--- INPUT ---
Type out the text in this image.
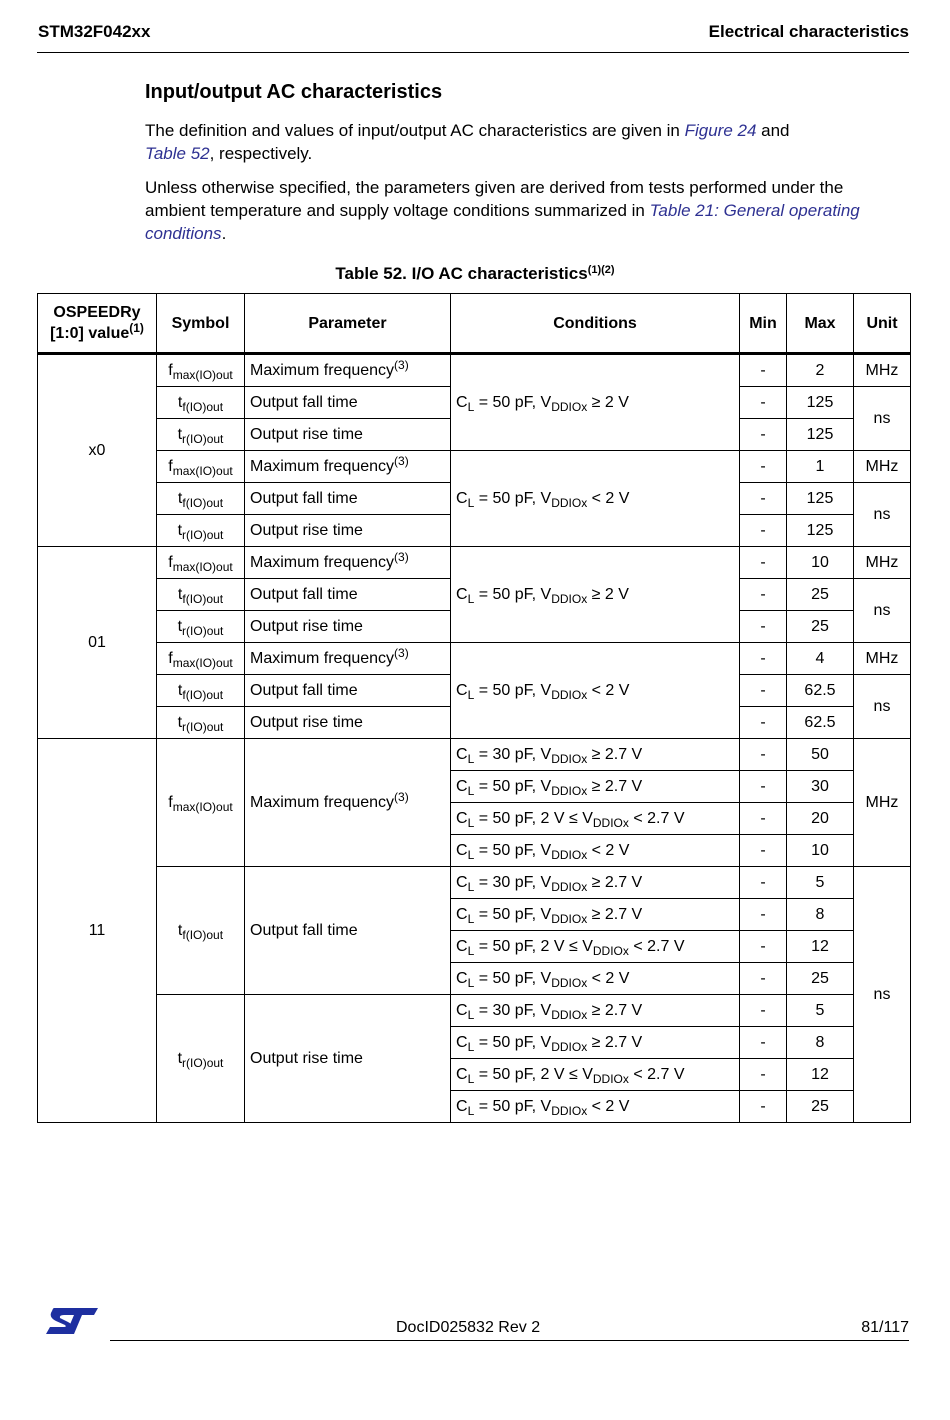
STM32F042xx	Electrical characteristics
Input/output AC characteristics
The definition and values of input/output AC characteristics are given in Figure 24 and
Table 52, respectively.
Unless otherwise specified, the parameters given are derived from tests performed under the ambient temperature and supply voltage conditions summarized in Table 21: General operating conditions.
Table 52. I/O AC characteristics$^{(1)(2)}$
OSPEEDRy
[1:0] value$^{(1)}$	Symbol	Parameter	Conditions	Min	Max	Unit
x0	$f_{max(IO)out}$	Maximum frequency$^{(3)}$	$C_L = 50$ pF, $V_{DDIOx} \ge 2$ V	-	2	MHz
	$t_{f(IO)out}$	Output fall time		-	125	ns
	$t_{r(IO)out}$	Output rise time		-	125	
	$f_{max(IO)out}$	Maximum frequency$^{(3)}$	$C_L = 50$ pF, $V_{DDIOx} < 2$ V	-	1	MHz
	$t_{f(IO)out}$	Output fall time		-	125	ns
	$t_{r(IO)out}$	Output rise time		-	125	
01	$f_{max(IO)out}$	Maximum frequency$^{(3)}$	$C_L = 50$ pF, $V_{DDIOx} \ge 2$ V	-	10	MHz
	$t_{f(IO)out}$	Output fall time		-	25	ns
	$t_{r(IO)out}$	Output rise time		-	25	
	$f_{max(IO)out}$	Maximum frequency$^{(3)}$	$C_L = 50$ pF, $V_{DDIOx} < 2$ V	-	4	MHz
	$t_{f(IO)out}$	Output fall time		-	62.5	ns
	$t_{r(IO)out}$	Output rise time		-	62.5	
11	$f_{max(IO)out}$	Maximum frequency$^{(3)}$	$C_L = 30$ pF, $V_{DDIOx} \ge 2.7$ V	-	50	MHz
			$C_L = 50$ pF, $V_{DDIOx} \ge 2.7$ V	-	30	
			$C_L = 50$ pF, 2 $V \le V_{DDIOx} < 2.7$ V	-	20	
			$C_L = 50$ pF, $V_{DDIOx} < 2$ V	-	10	
	$t_{f(IO)out}$	Output fall time	$C_L = 30$ pF, $V_{DDIOx} \ge 2.7$ V	-	5	ns
			$C_L = 50$ pF, $V_{DDIOx} \ge 2.7$ V	-	8	
			$C_L = 50$ pF, 2 $V \le V_{DDIOx} < 2.7$ V	-	12	
			$C_L = 50$ pF, $V_{DDIOx} < 2$ V	-	25	
	$t_{r(IO)out}$	Output rise time	$C_L = 30$ pF, $V_{DDIOx} \ge 2.7$ V	-	5	
			$C_L = 50$ pF, $V_{DDIOx} \ge 2.7$ V	-	8	
			$C_L = 50$ pF, 2 $V \le V_{DDIOx} < 2.7$ V	-	12	
			$C_L = 50$ pF, $V_{DDIOx} < 2$ V	-	25	
DocID025832 Rev 2	81/117
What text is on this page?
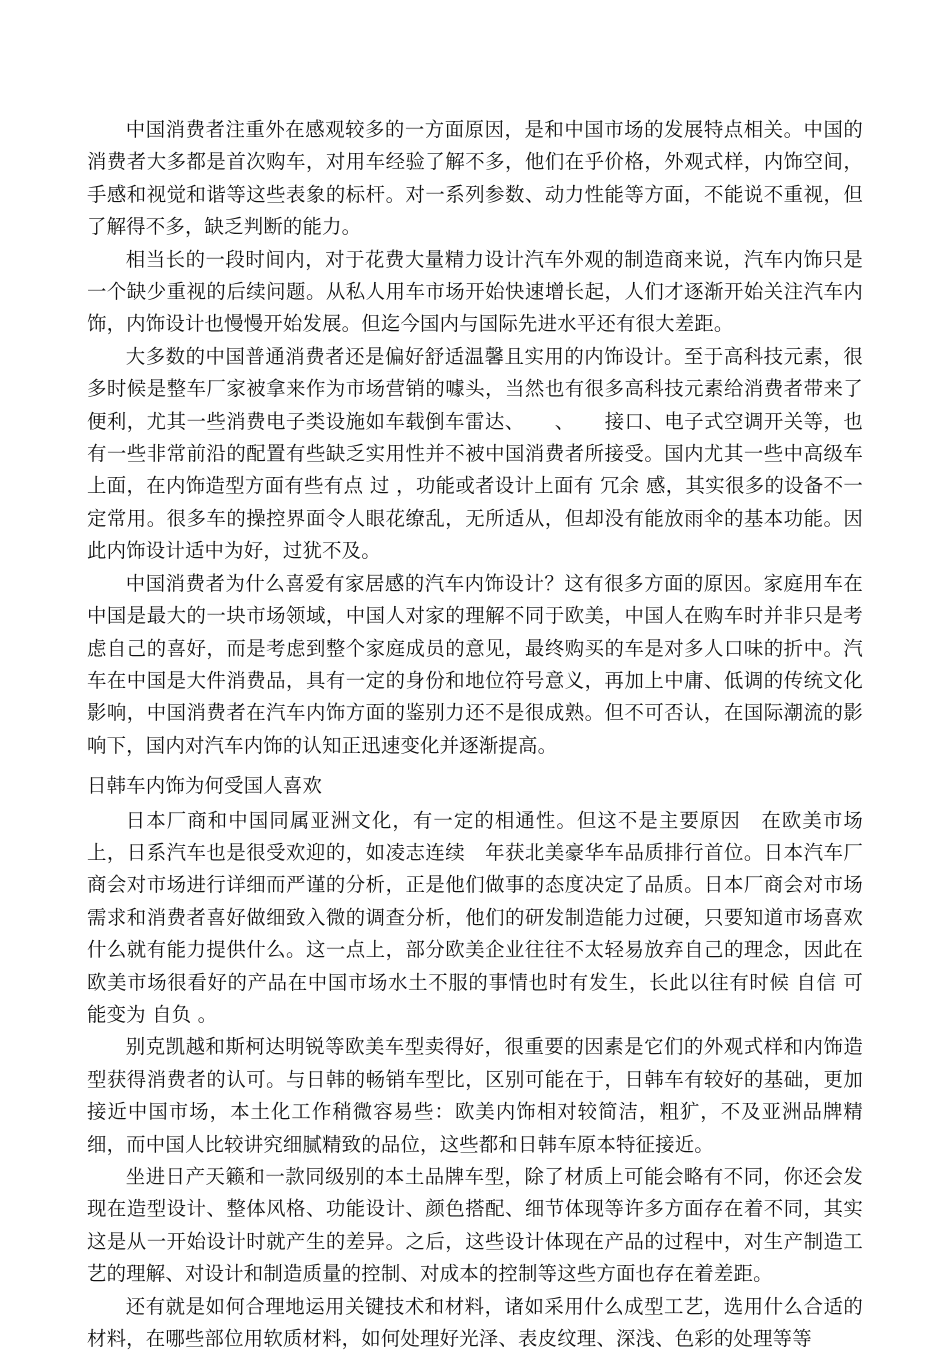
中国消费者注重外在感观较多的一方面原因，是和中国市场的发展特点相关。中国的消费者大多都是首次购车，对用车经验了解不多，他们在乎价格，外观式样，内饰空间，手感和视觉和谐等这些表象的标杆。对一系列参数、动力性能等方面，不能说不重视，但了解得不多，缺乏判断的能力。

相当长的一段时间内，对于花费大量精力设计汽车外观的制造商来说，汽车内饰只是一个缺少重视的后续问题。从私人用车市场开始快速增长起，人们才逐渐开始关注汽车内饰，内饰设计也慢慢开始发展。但迄今国内与国际先进水平还有很大差距。

大多数的中国普通消费者还是偏好舒适温馨且实用的内饰设计。至于高科技元素，很多时候是整车厂家被拿来作为市场营销的噱头，当然也有很多高科技元素给消费者带来了便利，尤其一些消费电子类设施如车载倒车雷达、　　、　　接口、电子式空调开关等，也有一些非常前沿的配置有些缺乏实用性并不被中国消费者所接受。国内尤其一些中高级车上面，在内饰造型方面有些有点 过 ，功能或者设计上面有 冗余 感，其实很多的设备不一定常用。很多车的操控界面令人眼花缭乱，无所适从，但却没有能放雨伞的基本功能。因此内饰设计适中为好，过犹不及。

中国消费者为什么喜爱有家居感的汽车内饰设计？这有很多方面的原因。家庭用车在中国是最大的一块市场领域，中国人对家的理解不同于欧美，中国人在购车时并非只是考虑自己的喜好，而是考虑到整个家庭成员的意见，最终购买的车是对多人口味的折中。汽车在中国是大件消费品，具有一定的身份和地位符号意义，再加上中庸、低调的传统文化影响，中国消费者在汽车内饰方面的鉴别力还不是很成熟。但不可否认，在国际潮流的影响下，国内对汽车内饰的认知正迅速变化并逐渐提高。

日韩车内饰为何受国人喜欢

日本厂商和中国同属亚洲文化，有一定的相通性。但这不是主要原因　在欧美市场上，日系汽车也是很受欢迎的，如凌志连续　年获北美豪华车品质排行首位。日本汽车厂商会对市场进行详细而严谨的分析，正是他们做事的态度决定了品质。日本厂商会对市场需求和消费者喜好做细致入微的调查分析，他们的研发制造能力过硬，只要知道市场喜欢什么就有能力提供什么。这一点上，部分欧美企业往往不太轻易放弃自己的理念，因此在欧美市场很看好的产品在中国市场水土不服的事情也时有发生，长此以往有时候 自信 可能变为 自负 。

别克凯越和斯柯达明锐等欧美车型卖得好，很重要的因素是它们的外观式样和内饰造型获得消费者的认可。与日韩的畅销车型比，区别可能在于，日韩车有较好的基础，更加接近中国市场，本土化工作稍微容易些：欧美内饰相对较简洁，粗犷，不及亚洲品牌精细，而中国人比较讲究细腻精致的品位，这些都和日韩车原本特征接近。

坐进日产天籁和一款同级别的本土品牌车型，除了材质上可能会略有不同，你还会发现在造型设计、整体风格、功能设计、颜色搭配、细节体现等许多方面存在着不同，其实这是从一开始设计时就产生的差异。之后，这些设计体现在产品的过程中，对生产制造工艺的理解、对设计和制造质量的控制、对成本的控制等这些方面也存在着差距。

还有就是如何合理地运用关键技术和材料，诸如采用什么成型工艺，选用什么合适的材料，在哪些部位用软质材料，如何处理好光泽、表皮纹理、深浅、色彩的处理等等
---
▸ **GOAL**
Except for the pictures, print the data above exactly.

▸ **EXERCISE RESPONSE**
Type out the text in this image.
STM32F042xx	Electrical characteristics
Input/output AC characteristics
The definition and values of input/output AC characteristics are given in Figure 24 and
Table 52, respectively.
Unless otherwise specified, the parameters given are derived from tests performed under the ambient temperature and supply voltage conditions summarized in Table 21: General operating conditions.
Table 52. I/O AC characteristics$^{(1)(2)}$
OSPEEDRy
[1:0] value$^{(1)}$	Symbol	Parameter	Conditions	Min	Max	Unit
x0	$f_{max(IO)out}$	Maximum frequency$^{(3)}$	$C_L = 50$ pF, $V_{DDIOx} \ge 2$ V	-	2	MHz
	$t_{f(IO)out}$	Output fall time		-	125	ns
	$t_{r(IO)out}$	Output rise time		-	125	
	$f_{max(IO)out}$	Maximum frequency$^{(3)}$	$C_L = 50$ pF, $V_{DDIOx} < 2$ V	-	1	MHz
	$t_{f(IO)out}$	Output fall time		-	125	ns
	$t_{r(IO)out}$	Output rise time		-	125	
01	$f_{max(IO)out}$	Maximum frequency$^{(3)}$	$C_L = 50$ pF, $V_{DDIOx} \ge 2$ V	-	10	MHz
	$t_{f(IO)out}$	Output fall time		-	25	ns
	$t_{r(IO)out}$	Output rise time		-	25	
	$f_{max(IO)out}$	Maximum frequency$^{(3)}$	$C_L = 50$ pF, $V_{DDIOx} < 2$ V	-	4	MHz
	$t_{f(IO)out}$	Output fall time		-	62.5	ns
	$t_{r(IO)out}$	Output rise time		-	62.5	
11	$f_{max(IO)out}$	Maximum frequency$^{(3)}$	$C_L = 30$ pF, $V_{DDIOx} \ge 2.7$ V	-	50	MHz
			$C_L = 50$ pF, $V_{DDIOx} \ge 2.7$ V	-	30	
			$C_L = 50$ pF, 2 $V \le V_{DDIOx} < 2.7$ V	-	20	
			$C_L = 50$ pF, $V_{DDIOx} < 2$ V	-	10	
	$t_{f(IO)out}$	Output fall time	$C_L = 30$ pF, $V_{DDIOx} \ge 2.7$ V	-	5	ns
			$C_L = 50$ pF, $V_{DDIOx} \ge 2.7$ V	-	8	
			$C_L = 50$ pF, 2 $V \le V_{DDIOx} < 2.7$ V	-	12	
			$C_L = 50$ pF, $V_{DDIOx} < 2$ V	-	25	
	$t_{r(IO)out}$	Output rise time	$C_L = 30$ pF, $V_{DDIOx} \ge 2.7$ V	-	5	
			$C_L = 50$ pF, $V_{DDIOx} \ge 2.7$ V	-	8	
			$C_L = 50$ pF, 2 $V \le V_{DDIOx} < 2.7$ V	-	12	
			$C_L = 50$ pF, $V_{DDIOx} < 2$ V	-	25	
DocID025832 Rev 2	81/117
What text is on this page?
中国消费者注重外在感观较多的一方面原因，是和中国市场的发展特点相关。中国的消费者大多都是首次购车，对用车经验了解不多，他们在乎价格，外观式样，内饰空间，手感和视觉和谐等这些表象的标杆。对一系列参数、动力性能等方面，不能说不重视，但了解得不多，缺乏判断的能力。

相当长的一段时间内，对于花费大量精力设计汽车外观的制造商来说，汽车内饰只是一个缺少重视的后续问题。从私人用车市场开始快速增长起，人们才逐渐开始关注汽车内饰，内饰设计也慢慢开始发展。但迄今国内与国际先进水平还有很大差距。

大多数的中国普通消费者还是偏好舒适温馨且实用的内饰设计。至于高科技元素，很多时候是整车厂家被拿来作为市场营销的噱头，当然也有很多高科技元素给消费者带来了便利，尤其一些消费电子类设施如车载倒车雷达、　　、　　接口、电子式空调开关等，也有一些非常前沿的配置有些缺乏实用性并不被中国消费者所接受。国内尤其一些中高级车上面，在内饰造型方面有些有点 过 ，功能或者设计上面有 冗余 感，其实很多的设备不一定常用。很多车的操控界面令人眼花缭乱，无所适从，但却没有能放雨伞的基本功能。因此内饰设计适中为好，过犹不及。

中国消费者为什么喜爱有家居感的汽车内饰设计？这有很多方面的原因。家庭用车在中国是最大的一块市场领域，中国人对家的理解不同于欧美，中国人在购车时并非只是考虑自己的喜好，而是考虑到整个家庭成员的意见，最终购买的车是对多人口味的折中。汽车在中国是大件消费品，具有一定的身份和地位符号意义，再加上中庸、低调的传统文化影响，中国消费者在汽车内饰方面的鉴别力还不是很成熟。但不可否认，在国际潮流的影响下，国内对汽车内饰的认知正迅速变化并逐渐提高。

日韩车内饰为何受国人喜欢

日本厂商和中国同属亚洲文化，有一定的相通性。但这不是主要原因　在欧美市场上，日系汽车也是很受欢迎的，如凌志连续　年获北美豪华车品质排行首位。日本汽车厂商会对市场进行详细而严谨的分析，正是他们做事的态度决定了品质。日本厂商会对市场需求和消费者喜好做细致入微的调查分析，他们的研发制造能力过硬，只要知道市场喜欢什么就有能力提供什么。这一点上，部分欧美企业往往不太轻易放弃自己的理念，因此在欧美市场很看好的产品在中国市场水土不服的事情也时有发生，长此以往有时候 自信 可能变为 自负 。

别克凯越和斯柯达明锐等欧美车型卖得好，很重要的因素是它们的外观式样和内饰造型获得消费者的认可。与日韩的畅销车型比，区别可能在于，日韩车有较好的基础，更加接近中国市场，本土化工作稍微容易些：欧美内饰相对较简洁，粗犷，不及亚洲品牌精细，而中国人比较讲究细腻精致的品位，这些都和日韩车原本特征接近。

坐进日产天籁和一款同级别的本土品牌车型，除了材质上可能会略有不同，你还会发现在造型设计、整体风格、功能设计、颜色搭配、细节体现等许多方面存在着不同，其实这是从一开始设计时就产生的差异。之后，这些设计体现在产品的过程中，对生产制造工艺的理解、对设计和制造质量的控制、对成本的控制等这些方面也存在着差距。

还有就是如何合理地运用关键技术和材料，诸如采用什么成型工艺，选用什么合适的材料，在哪些部位用软质材料，如何处理好光泽、表皮纹理、深浅、色彩的处理等等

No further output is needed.